## begin MATERIAL

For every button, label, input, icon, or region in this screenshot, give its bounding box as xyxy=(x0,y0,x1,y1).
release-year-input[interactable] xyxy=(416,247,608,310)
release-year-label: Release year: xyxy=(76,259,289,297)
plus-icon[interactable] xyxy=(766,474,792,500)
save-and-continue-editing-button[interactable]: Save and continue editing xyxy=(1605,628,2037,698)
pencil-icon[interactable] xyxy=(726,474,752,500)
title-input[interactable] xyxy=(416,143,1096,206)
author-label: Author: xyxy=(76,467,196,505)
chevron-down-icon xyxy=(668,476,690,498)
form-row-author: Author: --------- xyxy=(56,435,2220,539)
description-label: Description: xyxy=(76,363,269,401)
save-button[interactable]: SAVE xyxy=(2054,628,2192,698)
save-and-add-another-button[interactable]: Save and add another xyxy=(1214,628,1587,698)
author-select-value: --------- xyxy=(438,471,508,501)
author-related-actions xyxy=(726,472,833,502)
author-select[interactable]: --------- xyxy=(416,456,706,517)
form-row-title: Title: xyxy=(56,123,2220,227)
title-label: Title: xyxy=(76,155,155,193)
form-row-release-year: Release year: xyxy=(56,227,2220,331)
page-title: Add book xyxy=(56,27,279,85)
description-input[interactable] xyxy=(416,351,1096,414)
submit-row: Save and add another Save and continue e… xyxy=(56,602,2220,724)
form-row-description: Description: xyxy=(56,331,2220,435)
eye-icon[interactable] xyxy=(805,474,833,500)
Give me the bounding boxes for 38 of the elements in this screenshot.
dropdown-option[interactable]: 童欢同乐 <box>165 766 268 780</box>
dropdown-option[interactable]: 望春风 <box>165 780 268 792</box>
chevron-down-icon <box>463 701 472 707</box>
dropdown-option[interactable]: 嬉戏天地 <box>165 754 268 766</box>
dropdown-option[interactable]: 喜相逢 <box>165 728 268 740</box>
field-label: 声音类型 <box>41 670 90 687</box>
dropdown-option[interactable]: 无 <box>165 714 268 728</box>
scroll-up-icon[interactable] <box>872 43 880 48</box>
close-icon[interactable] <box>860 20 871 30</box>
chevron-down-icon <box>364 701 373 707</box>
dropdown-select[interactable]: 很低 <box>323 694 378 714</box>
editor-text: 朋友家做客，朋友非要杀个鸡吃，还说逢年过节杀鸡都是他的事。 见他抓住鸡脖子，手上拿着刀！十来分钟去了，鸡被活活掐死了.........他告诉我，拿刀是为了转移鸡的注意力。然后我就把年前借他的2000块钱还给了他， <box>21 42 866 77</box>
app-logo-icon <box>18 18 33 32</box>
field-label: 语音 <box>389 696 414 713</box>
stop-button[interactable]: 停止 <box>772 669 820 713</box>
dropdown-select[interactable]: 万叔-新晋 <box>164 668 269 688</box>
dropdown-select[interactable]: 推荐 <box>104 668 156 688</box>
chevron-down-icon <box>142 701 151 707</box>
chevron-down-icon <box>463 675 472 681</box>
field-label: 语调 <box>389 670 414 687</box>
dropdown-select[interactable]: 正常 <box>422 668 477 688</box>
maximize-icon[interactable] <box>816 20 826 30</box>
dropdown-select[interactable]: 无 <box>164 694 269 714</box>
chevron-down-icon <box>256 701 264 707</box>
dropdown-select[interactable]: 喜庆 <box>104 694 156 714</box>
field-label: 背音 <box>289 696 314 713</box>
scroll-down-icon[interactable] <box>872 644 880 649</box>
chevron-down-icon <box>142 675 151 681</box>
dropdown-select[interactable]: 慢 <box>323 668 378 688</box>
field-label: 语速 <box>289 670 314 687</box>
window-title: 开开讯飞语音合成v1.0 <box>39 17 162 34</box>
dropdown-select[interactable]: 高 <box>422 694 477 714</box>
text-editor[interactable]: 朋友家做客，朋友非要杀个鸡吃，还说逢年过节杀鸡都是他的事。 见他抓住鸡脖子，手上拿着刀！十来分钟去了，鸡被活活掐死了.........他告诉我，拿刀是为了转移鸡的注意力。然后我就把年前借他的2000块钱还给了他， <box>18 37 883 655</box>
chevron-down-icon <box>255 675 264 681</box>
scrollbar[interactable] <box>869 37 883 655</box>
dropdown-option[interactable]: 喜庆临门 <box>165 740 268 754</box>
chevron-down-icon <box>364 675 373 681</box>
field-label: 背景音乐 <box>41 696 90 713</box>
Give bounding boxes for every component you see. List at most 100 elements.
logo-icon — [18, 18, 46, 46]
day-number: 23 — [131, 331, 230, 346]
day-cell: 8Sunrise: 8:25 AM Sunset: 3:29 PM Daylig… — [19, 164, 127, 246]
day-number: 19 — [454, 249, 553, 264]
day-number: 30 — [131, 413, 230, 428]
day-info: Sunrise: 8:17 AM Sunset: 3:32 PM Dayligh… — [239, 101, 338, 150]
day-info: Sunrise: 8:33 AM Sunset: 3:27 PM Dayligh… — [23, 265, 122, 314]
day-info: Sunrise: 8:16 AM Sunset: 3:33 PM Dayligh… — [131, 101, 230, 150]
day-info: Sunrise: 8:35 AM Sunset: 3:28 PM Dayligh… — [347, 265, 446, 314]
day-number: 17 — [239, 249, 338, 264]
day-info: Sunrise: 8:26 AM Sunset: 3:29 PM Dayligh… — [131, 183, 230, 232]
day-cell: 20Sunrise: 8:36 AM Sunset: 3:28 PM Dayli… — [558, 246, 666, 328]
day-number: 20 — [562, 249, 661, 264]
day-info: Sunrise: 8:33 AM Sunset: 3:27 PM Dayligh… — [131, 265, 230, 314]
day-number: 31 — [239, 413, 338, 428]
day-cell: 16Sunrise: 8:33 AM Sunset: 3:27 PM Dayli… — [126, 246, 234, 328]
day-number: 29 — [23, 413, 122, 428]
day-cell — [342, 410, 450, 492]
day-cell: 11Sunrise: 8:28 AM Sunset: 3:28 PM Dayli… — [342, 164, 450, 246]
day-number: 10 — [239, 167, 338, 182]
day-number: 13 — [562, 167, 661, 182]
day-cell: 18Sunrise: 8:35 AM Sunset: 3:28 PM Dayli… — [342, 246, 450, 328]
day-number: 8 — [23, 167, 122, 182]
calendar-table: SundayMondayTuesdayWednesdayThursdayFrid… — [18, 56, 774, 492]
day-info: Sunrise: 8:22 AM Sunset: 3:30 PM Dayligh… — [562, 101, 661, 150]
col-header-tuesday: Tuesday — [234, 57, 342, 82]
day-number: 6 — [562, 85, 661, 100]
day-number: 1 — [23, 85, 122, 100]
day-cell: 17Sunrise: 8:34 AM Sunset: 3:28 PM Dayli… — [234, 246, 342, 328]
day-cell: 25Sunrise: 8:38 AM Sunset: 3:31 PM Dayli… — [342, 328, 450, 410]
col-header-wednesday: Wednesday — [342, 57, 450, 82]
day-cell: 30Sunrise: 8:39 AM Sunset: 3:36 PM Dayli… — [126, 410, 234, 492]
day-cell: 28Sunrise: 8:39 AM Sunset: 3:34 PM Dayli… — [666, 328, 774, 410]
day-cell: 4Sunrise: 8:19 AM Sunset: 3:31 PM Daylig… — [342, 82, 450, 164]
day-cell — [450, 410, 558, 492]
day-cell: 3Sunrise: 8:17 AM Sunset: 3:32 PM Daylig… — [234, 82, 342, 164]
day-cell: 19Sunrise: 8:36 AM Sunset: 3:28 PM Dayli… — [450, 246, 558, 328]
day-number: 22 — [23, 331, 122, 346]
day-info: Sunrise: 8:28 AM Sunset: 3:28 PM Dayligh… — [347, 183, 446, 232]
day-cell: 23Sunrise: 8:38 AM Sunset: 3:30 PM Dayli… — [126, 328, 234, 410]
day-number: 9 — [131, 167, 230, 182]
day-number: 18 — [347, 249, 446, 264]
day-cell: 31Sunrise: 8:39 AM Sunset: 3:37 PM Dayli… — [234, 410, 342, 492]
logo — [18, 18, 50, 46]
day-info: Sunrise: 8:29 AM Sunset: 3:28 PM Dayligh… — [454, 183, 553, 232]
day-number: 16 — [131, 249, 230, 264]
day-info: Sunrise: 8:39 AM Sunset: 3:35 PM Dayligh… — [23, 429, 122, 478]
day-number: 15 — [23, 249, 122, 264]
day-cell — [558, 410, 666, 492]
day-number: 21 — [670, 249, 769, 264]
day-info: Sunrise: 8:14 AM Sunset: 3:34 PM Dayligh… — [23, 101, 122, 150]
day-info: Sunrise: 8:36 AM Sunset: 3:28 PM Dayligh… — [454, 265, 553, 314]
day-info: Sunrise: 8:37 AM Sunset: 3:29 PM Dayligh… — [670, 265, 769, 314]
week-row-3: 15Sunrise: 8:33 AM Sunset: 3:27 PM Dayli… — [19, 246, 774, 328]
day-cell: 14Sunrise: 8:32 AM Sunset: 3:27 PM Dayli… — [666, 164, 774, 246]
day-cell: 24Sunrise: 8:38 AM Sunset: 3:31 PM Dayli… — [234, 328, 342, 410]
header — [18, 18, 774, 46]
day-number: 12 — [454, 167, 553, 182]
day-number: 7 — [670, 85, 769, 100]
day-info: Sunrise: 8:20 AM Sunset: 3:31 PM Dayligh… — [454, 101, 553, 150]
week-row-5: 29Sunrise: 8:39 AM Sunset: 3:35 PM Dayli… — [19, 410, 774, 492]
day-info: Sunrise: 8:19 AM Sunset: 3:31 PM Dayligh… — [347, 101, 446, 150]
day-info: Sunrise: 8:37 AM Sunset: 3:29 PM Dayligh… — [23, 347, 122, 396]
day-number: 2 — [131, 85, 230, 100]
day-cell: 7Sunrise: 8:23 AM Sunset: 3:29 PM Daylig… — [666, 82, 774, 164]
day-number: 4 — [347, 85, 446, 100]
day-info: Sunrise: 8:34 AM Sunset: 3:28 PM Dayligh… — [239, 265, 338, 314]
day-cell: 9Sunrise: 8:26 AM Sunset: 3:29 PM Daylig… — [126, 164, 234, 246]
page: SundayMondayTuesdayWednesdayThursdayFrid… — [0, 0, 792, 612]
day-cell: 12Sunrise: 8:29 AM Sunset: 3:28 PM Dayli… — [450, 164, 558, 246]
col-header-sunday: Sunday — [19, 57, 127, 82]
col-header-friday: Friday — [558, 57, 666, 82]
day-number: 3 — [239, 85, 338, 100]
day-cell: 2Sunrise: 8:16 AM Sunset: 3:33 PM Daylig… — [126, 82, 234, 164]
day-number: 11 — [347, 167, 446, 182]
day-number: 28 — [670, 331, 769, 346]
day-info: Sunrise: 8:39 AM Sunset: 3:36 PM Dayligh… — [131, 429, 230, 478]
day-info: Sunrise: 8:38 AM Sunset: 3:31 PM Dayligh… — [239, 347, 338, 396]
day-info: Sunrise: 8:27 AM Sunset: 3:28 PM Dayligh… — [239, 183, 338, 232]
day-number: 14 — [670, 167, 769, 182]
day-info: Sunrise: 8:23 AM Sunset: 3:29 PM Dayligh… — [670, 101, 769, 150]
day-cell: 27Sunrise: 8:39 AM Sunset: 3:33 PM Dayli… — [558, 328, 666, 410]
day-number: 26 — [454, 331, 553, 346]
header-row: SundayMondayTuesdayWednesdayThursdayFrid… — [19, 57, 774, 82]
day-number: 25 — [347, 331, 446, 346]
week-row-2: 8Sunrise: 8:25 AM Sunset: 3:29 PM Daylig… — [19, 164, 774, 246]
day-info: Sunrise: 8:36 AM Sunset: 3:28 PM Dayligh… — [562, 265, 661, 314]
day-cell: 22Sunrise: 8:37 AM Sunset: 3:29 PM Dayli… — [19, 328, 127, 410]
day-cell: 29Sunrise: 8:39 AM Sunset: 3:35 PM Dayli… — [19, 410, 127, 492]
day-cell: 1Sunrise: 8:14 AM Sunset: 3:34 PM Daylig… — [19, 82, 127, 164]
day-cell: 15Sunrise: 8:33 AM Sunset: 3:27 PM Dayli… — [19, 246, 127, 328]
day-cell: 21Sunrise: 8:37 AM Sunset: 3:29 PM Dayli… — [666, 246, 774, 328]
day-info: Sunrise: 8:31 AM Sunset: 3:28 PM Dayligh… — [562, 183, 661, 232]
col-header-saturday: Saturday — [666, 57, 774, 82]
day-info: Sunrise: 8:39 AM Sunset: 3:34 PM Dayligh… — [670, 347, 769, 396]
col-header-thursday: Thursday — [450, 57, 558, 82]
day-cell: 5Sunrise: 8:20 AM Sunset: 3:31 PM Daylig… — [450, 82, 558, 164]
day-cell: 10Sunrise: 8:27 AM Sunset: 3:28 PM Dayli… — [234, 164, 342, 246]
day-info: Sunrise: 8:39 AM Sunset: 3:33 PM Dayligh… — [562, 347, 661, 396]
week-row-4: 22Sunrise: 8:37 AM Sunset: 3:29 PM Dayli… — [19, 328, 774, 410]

## end MATERIAL

Please lay out the material as a Markdown table with columns n and Line, one row per line, blank lines left out, starting at the first line and ending at the line containing "save-button[interactable]: SAVE xyxy=(2054,628,2192,698)", with both ends included.

| n | Line |
|---|---|
| 1 | For every button, label, input, icon, or region in this screenshot, give its bounding box as xyxy=(x0,y0,x1,y1). |
| 2 | release-year-input[interactable] xyxy=(416,247,608,310) |
| 3 | release-year-label: Release year: xyxy=(76,259,289,297) |
| 4 | plus-icon[interactable] xyxy=(766,474,792,500) |
| 5 | save-and-continue-editing-button[interactable]: Save and continue editing xyxy=(1605,628,2037,698) |
| 6 | pencil-icon[interactable] xyxy=(726,474,752,500) |
| 7 | title-input[interactable] xyxy=(416,143,1096,206) |
| 8 | author-label: Author: xyxy=(76,467,196,505) |
| 9 | chevron-down-icon xyxy=(668,476,690,498) |
| 10 | form-row-author: Author: --------- xyxy=(56,435,2220,539) |
| 11 | description-label: Description: xyxy=(76,363,269,401) |
| 12 | save-button[interactable]: SAVE xyxy=(2054,628,2192,698) |